[SHORT TASK] Reproduce verbatim the lines in the items below, starting at the line containing "128, 650, 146]" and ending at the line containing "185, 436, 352]", with both of those lines included.

::: RECORDS FOR THIS EXERCISE :::

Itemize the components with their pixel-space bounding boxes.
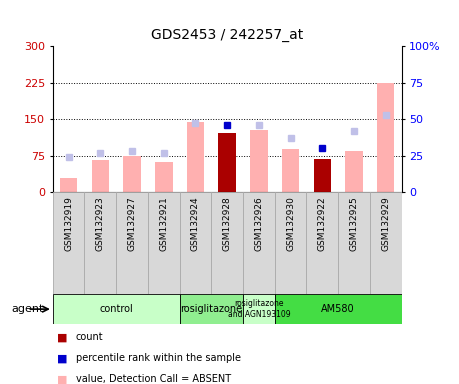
Bar [370,192,402,294]
Text: rosiglitazone: rosiglitazone [180,304,242,314]
Text: GSM132927: GSM132927 [128,196,137,251]
Bar [275,294,402,324]
Bar [218,132,236,192]
Text: value, Detection Call = ABSENT: value, Detection Call = ABSENT [76,374,231,384]
Bar [123,156,141,192]
Text: count: count [76,332,103,342]
Bar [313,159,331,192]
Text: ■: ■ [57,353,68,363]
Text: control: control [99,304,133,314]
Bar [84,192,116,294]
Bar [179,294,243,324]
Bar [377,83,394,192]
Text: GSM132924: GSM132924 [191,196,200,251]
Bar [338,192,370,294]
Text: GSM132925: GSM132925 [350,196,358,251]
Text: ■: ■ [57,374,68,384]
Text: GSM132922: GSM132922 [318,196,327,251]
Bar [307,192,338,294]
Text: GSM132923: GSM132923 [96,196,105,251]
Bar [275,192,307,294]
Text: GSM132926: GSM132926 [254,196,263,251]
Bar [148,192,179,294]
Text: GSM132919: GSM132919 [64,196,73,251]
Bar [187,122,204,192]
Text: GSM132930: GSM132930 [286,196,295,251]
Bar [211,192,243,294]
Title: GDS2453 / 242257_at: GDS2453 / 242257_at [151,28,303,42]
Text: GSM132921: GSM132921 [159,196,168,251]
Text: agent: agent [11,304,44,314]
Bar [53,294,179,324]
Bar [179,192,211,294]
Text: percentile rank within the sample: percentile rank within the sample [76,353,241,363]
Bar [345,151,363,192]
Bar [60,179,78,192]
Text: AM580: AM580 [321,304,355,314]
Bar [116,192,148,294]
Bar [53,192,84,294]
Text: rosiglitazone
and AGN193109: rosiglitazone and AGN193109 [228,300,290,319]
Bar [282,149,299,192]
Text: ■: ■ [57,332,68,342]
Text: GSM132928: GSM132928 [223,196,232,251]
Bar [155,162,173,192]
Bar [250,130,268,192]
Bar [243,294,275,324]
Text: GSM132929: GSM132929 [381,196,390,251]
Bar [92,161,109,192]
Bar [243,192,275,294]
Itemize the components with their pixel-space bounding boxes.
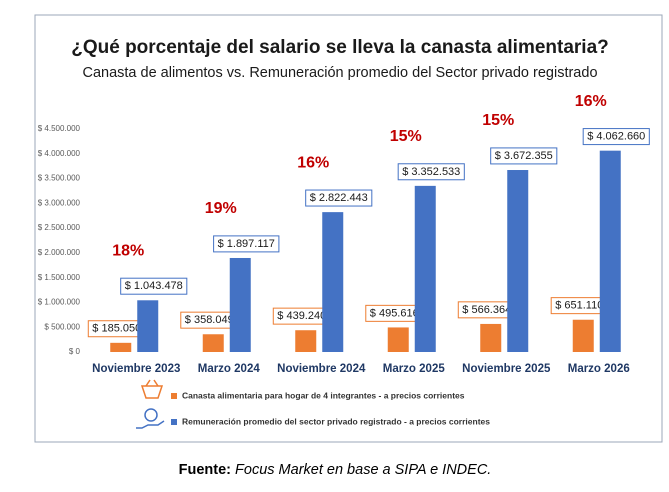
value-label-box	[582, 128, 650, 146]
source-text: Focus Market en base a SIPA e INDEC.	[235, 462, 491, 478]
value-label-box	[490, 147, 558, 165]
value-label: $ 2.822.443	[310, 192, 368, 204]
y-tick-label: $ 3.000.000	[38, 198, 81, 207]
y-tick-label: $ 3.500.000	[38, 174, 81, 183]
value-label: $ 3.672.355	[495, 150, 553, 162]
value-label: $ 185.050	[92, 323, 141, 335]
percentage-label: 16%	[297, 154, 329, 171]
percentage-label: 19%	[205, 200, 237, 217]
legend-label: Remuneración promedio del sector privado…	[182, 416, 490, 426]
chart-subtitle: Canasta de alimentos vs. Remuneración pr…	[82, 65, 597, 81]
percentage-label: 15%	[482, 112, 514, 129]
percentage-label: 16%	[575, 93, 607, 110]
value-label: $ 566.364	[462, 304, 511, 316]
value-label-box	[120, 277, 188, 295]
x-tick-label: Marzo 2024	[198, 363, 261, 375]
y-tick-label: $ 4.500.000	[38, 124, 81, 133]
bar	[414, 185, 436, 352]
value-label: $ 495.616	[370, 307, 419, 319]
legend-swatch	[171, 419, 177, 425]
x-tick-label: Noviembre 2025	[462, 363, 551, 375]
value-label: $ 4.062.660	[587, 131, 645, 143]
x-tick-label: Noviembre 2024	[277, 363, 366, 375]
value-label: $ 1.897.117	[218, 238, 275, 250]
source: Fuente: Focus Market en base a SIPA e IN…	[179, 462, 492, 478]
bar	[322, 212, 344, 352]
x-tick-label: Marzo 2026	[568, 363, 630, 375]
bar	[507, 170, 529, 352]
value-label: $ 439.240	[277, 310, 326, 322]
chart-frame	[34, 14, 663, 443]
bar	[110, 342, 132, 352]
bar	[229, 257, 251, 352]
x-tick-label: Marzo 2025	[383, 363, 446, 375]
legend-icon-money	[136, 408, 165, 429]
value-label: $ 358.049	[185, 314, 234, 326]
bar	[137, 300, 159, 352]
value-label: $ 651.110	[555, 300, 603, 312]
y-tick-label: $ 1.000.000	[38, 298, 81, 307]
value-label: $ 1.043.478	[125, 280, 183, 292]
y-tick-label: $ 500.000	[44, 322, 80, 331]
bar	[295, 330, 317, 352]
y-tick-label: $ 2.000.000	[38, 248, 81, 257]
value-label-box	[305, 189, 373, 207]
value-label-box	[397, 163, 465, 181]
y-tick-label: $ 1.500.000	[38, 273, 81, 282]
bar	[599, 150, 621, 352]
value-label-box	[213, 235, 280, 253]
value-label: $ 3.352.533	[402, 166, 460, 178]
percentage-label: 18%	[112, 243, 144, 260]
y-tick-label: $ 4.000.000	[38, 149, 81, 158]
bar	[387, 327, 409, 352]
bar	[202, 334, 224, 352]
legend-swatch	[171, 393, 177, 399]
y-tick-label: $ 0	[69, 347, 81, 356]
y-tick-label: $ 2.500.000	[38, 223, 81, 232]
chart-title: ¿Qué porcentaje del salario se lleva la …	[71, 37, 609, 58]
legend-label: Canasta alimentaria para hogar de 4 inte…	[182, 390, 465, 400]
bar	[572, 319, 594, 352]
bar	[480, 323, 502, 352]
source-label: Fuente:	[179, 462, 231, 478]
x-tick-label: Noviembre 2023	[92, 363, 180, 375]
percentage-label: 15%	[390, 128, 422, 145]
legend-icon-basket	[140, 379, 164, 399]
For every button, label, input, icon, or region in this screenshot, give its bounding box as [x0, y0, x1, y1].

:::

[THE REPLY]
value-label-box	[582, 128, 650, 146]
source-text: Focus Market en base a SIPA e INDEC.	[235, 462, 491, 478]
value-label-box	[490, 147, 558, 165]
value-label: $ 2.822.443	[310, 192, 368, 204]
y-tick-label: $ 3.000.000	[38, 198, 81, 207]
y-tick-label: $ 3.500.000	[38, 174, 81, 183]
value-label: $ 3.672.355	[495, 150, 553, 162]
value-label: $ 185.050	[92, 323, 141, 335]
percentage-label: 16%	[297, 154, 329, 171]
percentage-label: 19%	[205, 200, 237, 217]
legend-label: Remuneración promedio del sector privado…	[182, 416, 490, 426]
chart-subtitle: Canasta de alimentos vs. Remuneración pr…	[82, 65, 597, 81]
percentage-label: 15%	[482, 112, 514, 129]
percentage-label: 16%	[575, 93, 607, 110]
value-label: $ 566.364	[462, 304, 511, 316]
value-label-box	[120, 277, 188, 295]
x-tick-label: Marzo 2024	[198, 363, 261, 375]
y-tick-label: $ 4.500.000	[38, 124, 81, 133]
bar	[414, 185, 436, 352]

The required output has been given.